Figure record listings:
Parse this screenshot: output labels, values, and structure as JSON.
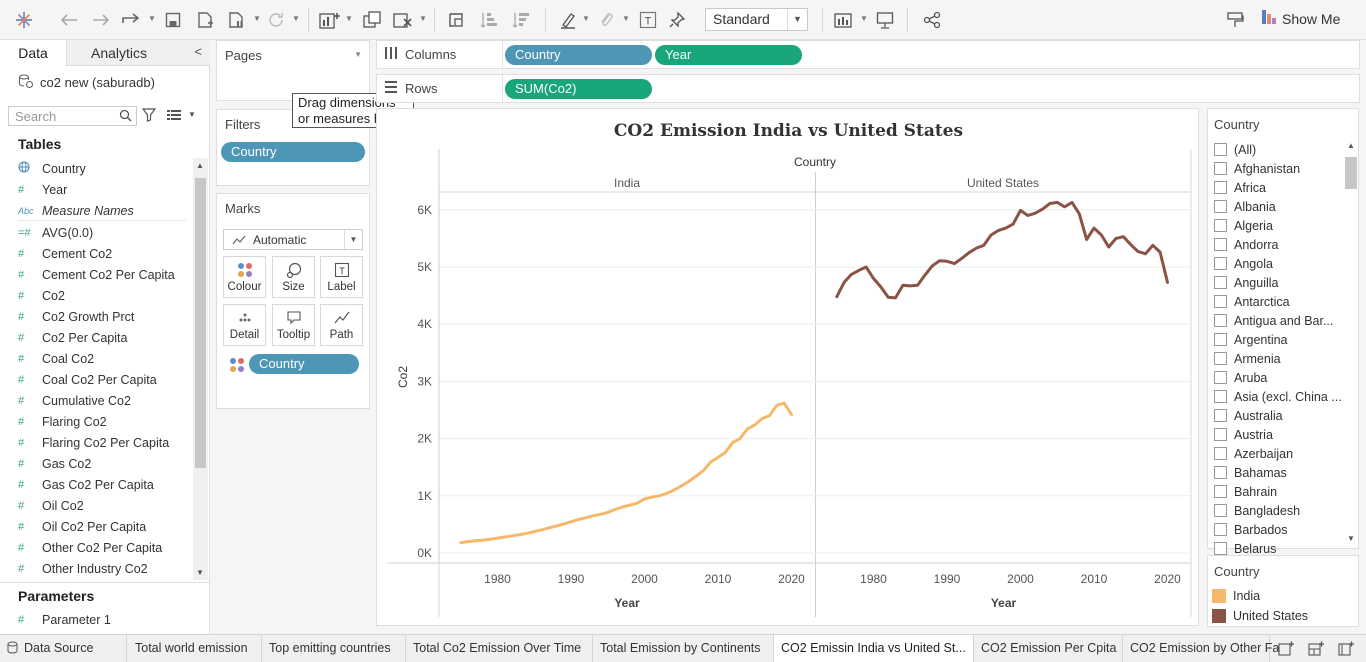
{
  "toolbar": {
    "view_size": "Standard",
    "show_me": "Show Me"
  },
  "left": {
    "data_tab": "Data",
    "analytics_tab": "Analytics",
    "datasource": "co2 new (saburadb)",
    "search_placeholder": "Search",
    "tables_title": "Tables",
    "fields": [
      {
        "icon": "globe",
        "name": "Country"
      },
      {
        "icon": "#",
        "name": "Year"
      },
      {
        "icon": "Abc",
        "name": "Measure Names"
      },
      {
        "icon": "=#",
        "name": "AVG(0.0)"
      },
      {
        "icon": "#",
        "name": "Cement Co2"
      },
      {
        "icon": "#",
        "name": "Cement Co2 Per Capita"
      },
      {
        "icon": "#",
        "name": "Co2"
      },
      {
        "icon": "#",
        "name": "Co2 Growth Prct"
      },
      {
        "icon": "#",
        "name": "Co2 Per Capita"
      },
      {
        "icon": "#",
        "name": "Coal Co2"
      },
      {
        "icon": "#",
        "name": "Coal Co2 Per Capita"
      },
      {
        "icon": "#",
        "name": "Cumulative Co2"
      },
      {
        "icon": "#",
        "name": "Flaring Co2"
      },
      {
        "icon": "#",
        "name": "Flaring Co2 Per Capita"
      },
      {
        "icon": "#",
        "name": "Gas Co2"
      },
      {
        "icon": "#",
        "name": "Gas Co2 Per Capita"
      },
      {
        "icon": "#",
        "name": "Oil Co2"
      },
      {
        "icon": "#",
        "name": "Oil Co2 Per Capita"
      },
      {
        "icon": "#",
        "name": "Other Co2 Per Capita"
      },
      {
        "icon": "#",
        "name": "Other Industry Co2"
      }
    ],
    "parameters_title": "Parameters",
    "parameters": [
      {
        "icon": "#",
        "name": "Parameter 1"
      }
    ]
  },
  "cards": {
    "pages_title": "Pages",
    "filters_title": "Filters",
    "filter_pill": "Country",
    "marks_title": "Marks",
    "mark_type": "Automatic",
    "mark_buttons": [
      "Colour",
      "Size",
      "Label",
      "Detail",
      "Tooltip",
      "Path"
    ],
    "color_pill": "Country",
    "drop_tooltip_line1": "Drag dimensions",
    "drop_tooltip_line2": "or measures here."
  },
  "shelves": {
    "columns_label": "Columns",
    "column_pills": [
      "Country",
      "Year"
    ],
    "rows_label": "Rows",
    "row_pills": [
      "SUM(Co2)"
    ]
  },
  "chart_data": {
    "type": "line",
    "title": "CO2 Emission India vs United States",
    "column_header": "Country",
    "panes": [
      "India",
      "United States"
    ],
    "xlabel": "Year",
    "ylabel": "Co2",
    "x_ticks": [
      1980,
      1990,
      2000,
      2010,
      2020
    ],
    "y_ticks": [
      "0K",
      "1K",
      "2K",
      "3K",
      "4K",
      "5K",
      "6K"
    ],
    "xlim": [
      1970,
      2022
    ],
    "ylim": [
      0,
      6300
    ],
    "series": [
      {
        "name": "India",
        "color": "#f5b86a",
        "x": [
          1975,
          1976,
          1977,
          1978,
          1979,
          1980,
          1981,
          1982,
          1983,
          1984,
          1985,
          1986,
          1987,
          1988,
          1989,
          1990,
          1991,
          1992,
          1993,
          1994,
          1995,
          1996,
          1997,
          1998,
          1999,
          2000,
          2001,
          2002,
          2003,
          2004,
          2005,
          2006,
          2007,
          2008,
          2009,
          2010,
          2011,
          2012,
          2013,
          2014,
          2015,
          2016,
          2017,
          2018,
          2019,
          2020
        ],
        "y": [
          180,
          200,
          215,
          225,
          240,
          260,
          280,
          300,
          320,
          345,
          375,
          405,
          440,
          470,
          505,
          545,
          585,
          615,
          650,
          675,
          710,
          760,
          805,
          835,
          870,
          945,
          975,
          1000,
          1040,
          1100,
          1170,
          1250,
          1340,
          1440,
          1590,
          1670,
          1760,
          1930,
          2000,
          2170,
          2240,
          2350,
          2400,
          2580,
          2620,
          2420
        ]
      },
      {
        "name": "United States",
        "color": "#8b5344",
        "x": [
          1975,
          1976,
          1977,
          1978,
          1979,
          1980,
          1981,
          1982,
          1983,
          1984,
          1985,
          1986,
          1987,
          1988,
          1989,
          1990,
          1991,
          1992,
          1993,
          1994,
          1995,
          1996,
          1997,
          1998,
          1999,
          2000,
          2001,
          2002,
          2003,
          2004,
          2005,
          2006,
          2007,
          2008,
          2009,
          2010,
          2011,
          2012,
          2013,
          2014,
          2015,
          2016,
          2017,
          2018,
          2019,
          2020
        ],
        "y": [
          4480,
          4730,
          4870,
          4940,
          5000,
          4800,
          4650,
          4470,
          4460,
          4680,
          4670,
          4680,
          4860,
          5020,
          5110,
          5100,
          5060,
          5150,
          5250,
          5330,
          5380,
          5560,
          5640,
          5680,
          5750,
          5990,
          5900,
          5940,
          6010,
          6110,
          6130,
          6050,
          6130,
          5930,
          5480,
          5680,
          5560,
          5350,
          5500,
          5530,
          5390,
          5270,
          5230,
          5380,
          5260,
          4730
        ]
      }
    ]
  },
  "right": {
    "filter_title": "Country",
    "filter_items": [
      "(All)",
      "Afghanistan",
      "Africa",
      "Albania",
      "Algeria",
      "Andorra",
      "Angola",
      "Anguilla",
      "Antarctica",
      "Antigua and Bar...",
      "Argentina",
      "Armenia",
      "Aruba",
      "Asia (excl. China ...",
      "Australia",
      "Austria",
      "Azerbaijan",
      "Bahamas",
      "Bahrain",
      "Bangladesh",
      "Barbados",
      "Belarus"
    ],
    "legend_title": "Country",
    "legend": [
      {
        "name": "India",
        "color": "#f5b86a"
      },
      {
        "name": "United States",
        "color": "#8b5344"
      }
    ]
  },
  "sheet_tabs": {
    "datasource": "Data Source",
    "tabs": [
      "Total world emission",
      "Top emitting countries",
      "Total Co2 Emission Over Time",
      "Total Emission by Continents",
      "CO2 Emissin India vs United St...",
      "CO2 Emission Per Cpita",
      "CO2 Emission by Other Fa"
    ],
    "active_index": 4
  }
}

[Instruction] Skip the pictures, then retype every line above exactly.

[Task response]
Parse this screenshot: output labels, values, and structure as JSON.
{
  "toolbar": {
    "view_size": "Standard",
    "show_me": "Show Me"
  },
  "left": {
    "data_tab": "Data",
    "analytics_tab": "Analytics",
    "datasource": "co2 new (saburadb)",
    "search_placeholder": "Search",
    "tables_title": "Tables",
    "fields": [
      {
        "icon": "globe",
        "name": "Country"
      },
      {
        "icon": "#",
        "name": "Year"
      },
      {
        "icon": "Abc",
        "name": "Measure Names"
      },
      {
        "icon": "=#",
        "name": "AVG(0.0)"
      },
      {
        "icon": "#",
        "name": "Cement Co2"
      },
      {
        "icon": "#",
        "name": "Cement Co2 Per Capita"
      },
      {
        "icon": "#",
        "name": "Co2"
      },
      {
        "icon": "#",
        "name": "Co2 Growth Prct"
      },
      {
        "icon": "#",
        "name": "Co2 Per Capita"
      },
      {
        "icon": "#",
        "name": "Coal Co2"
      },
      {
        "icon": "#",
        "name": "Coal Co2 Per Capita"
      },
      {
        "icon": "#",
        "name": "Cumulative Co2"
      },
      {
        "icon": "#",
        "name": "Flaring Co2"
      },
      {
        "icon": "#",
        "name": "Flaring Co2 Per Capita"
      },
      {
        "icon": "#",
        "name": "Gas Co2"
      },
      {
        "icon": "#",
        "name": "Gas Co2 Per Capita"
      },
      {
        "icon": "#",
        "name": "Oil Co2"
      },
      {
        "icon": "#",
        "name": "Oil Co2 Per Capita"
      },
      {
        "icon": "#",
        "name": "Other Co2 Per Capita"
      },
      {
        "icon": "#",
        "name": "Other Industry Co2"
      }
    ],
    "parameters_title": "Parameters",
    "parameters": [
      {
        "icon": "#",
        "name": "Parameter 1"
      }
    ]
  },
  "cards": {
    "pages_title": "Pages",
    "filters_title": "Filters",
    "filter_pill": "Country",
    "marks_title": "Marks",
    "mark_type": "Automatic",
    "mark_buttons": [
      "Colour",
      "Size",
      "Label",
      "Detail",
      "Tooltip",
      "Path"
    ],
    "color_pill": "Country",
    "drop_tooltip_line1": "Drag dimensions",
    "drop_tooltip_line2": "or measures here."
  },
  "shelves": {
    "columns_label": "Columns",
    "column_pills": [
      "Country",
      "Year"
    ],
    "rows_label": "Rows",
    "row_pills": [
      "SUM(Co2)"
    ]
  },
  "chart_data": {
    "type": "line",
    "title": "CO2 Emission India vs United States",
    "column_header": "Country",
    "panes": [
      "India",
      "United States"
    ],
    "xlabel": "Year",
    "ylabel": "Co2",
    "x_ticks": [
      1980,
      1990,
      2000,
      2010,
      2020
    ],
    "y_ticks": [
      "0K",
      "1K",
      "2K",
      "3K",
      "4K",
      "5K",
      "6K"
    ],
    "xlim": [
      1970,
      2022
    ],
    "ylim": [
      0,
      6300
    ],
    "series": [
      {
        "name": "India",
        "color": "#f5b86a",
        "x": [
          1975,
          1976,
          1977,
          1978,
          1979,
          1980,
          1981,
          1982,
          1983,
          1984,
          1985,
          1986,
          1987,
          1988,
          1989,
          1990,
          1991,
          1992,
          1993,
          1994,
          1995,
          1996,
          1997,
          1998,
          1999,
          2000,
          2001,
          2002,
          2003,
          2004,
          2005,
          2006,
          2007,
          2008,
          2009,
          2010,
          2011,
          2012,
          2013,
          2014,
          2015,
          2016,
          2017,
          2018,
          2019,
          2020
        ],
        "y": [
          180,
          200,
          215,
          225,
          240,
          260,
          280,
          300,
          320,
          345,
          375,
          405,
          440,
          470,
          505,
          545,
          585,
          615,
          650,
          675,
          710,
          760,
          805,
          835,
          870,
          945,
          975,
          1000,
          1040,
          1100,
          1170,
          1250,
          1340,
          1440,
          1590,
          1670,
          1760,
          1930,
          2000,
          2170,
          2240,
          2350,
          2400,
          2580,
          2620,
          2420
        ]
      },
      {
        "name": "United States",
        "color": "#8b5344",
        "x": [
          1975,
          1976,
          1977,
          1978,
          1979,
          1980,
          1981,
          1982,
          1983,
          1984,
          1985,
          1986,
          1987,
          1988,
          1989,
          1990,
          1991,
          1992,
          1993,
          1994,
          1995,
          1996,
          1997,
          1998,
          1999,
          2000,
          2001,
          2002,
          2003,
          2004,
          2005,
          2006,
          2007,
          2008,
          2009,
          2010,
          2011,
          2012,
          2013,
          2014,
          2015,
          2016,
          2017,
          2018,
          2019,
          2020
        ],
        "y": [
          4480,
          4730,
          4870,
          4940,
          5000,
          4800,
          4650,
          4470,
          4460,
          4680,
          4670,
          4680,
          4860,
          5020,
          5110,
          5100,
          5060,
          5150,
          5250,
          5330,
          5380,
          5560,
          5640,
          5680,
          5750,
          5990,
          5900,
          5940,
          6010,
          6110,
          6130,
          6050,
          6130,
          5930,
          5480,
          5680,
          5560,
          5350,
          5500,
          5530,
          5390,
          5270,
          5230,
          5380,
          5260,
          4730
        ]
      }
    ]
  },
  "right": {
    "filter_title": "Country",
    "filter_items": [
      "(All)",
      "Afghanistan",
      "Africa",
      "Albania",
      "Algeria",
      "Andorra",
      "Angola",
      "Anguilla",
      "Antarctica",
      "Antigua and Bar...",
      "Argentina",
      "Armenia",
      "Aruba",
      "Asia (excl. China ...",
      "Australia",
      "Austria",
      "Azerbaijan",
      "Bahamas",
      "Bahrain",
      "Bangladesh",
      "Barbados",
      "Belarus"
    ],
    "legend_title": "Country",
    "legend": [
      {
        "name": "India",
        "color": "#f5b86a"
      },
      {
        "name": "United States",
        "color": "#8b5344"
      }
    ]
  },
  "sheet_tabs": {
    "datasource": "Data Source",
    "tabs": [
      "Total world emission",
      "Top emitting countries",
      "Total Co2 Emission Over Time",
      "Total Emission by Continents",
      "CO2 Emissin India vs United St...",
      "CO2 Emission Per Cpita",
      "CO2 Emission by Other Fa"
    ],
    "active_index": 4
  }
}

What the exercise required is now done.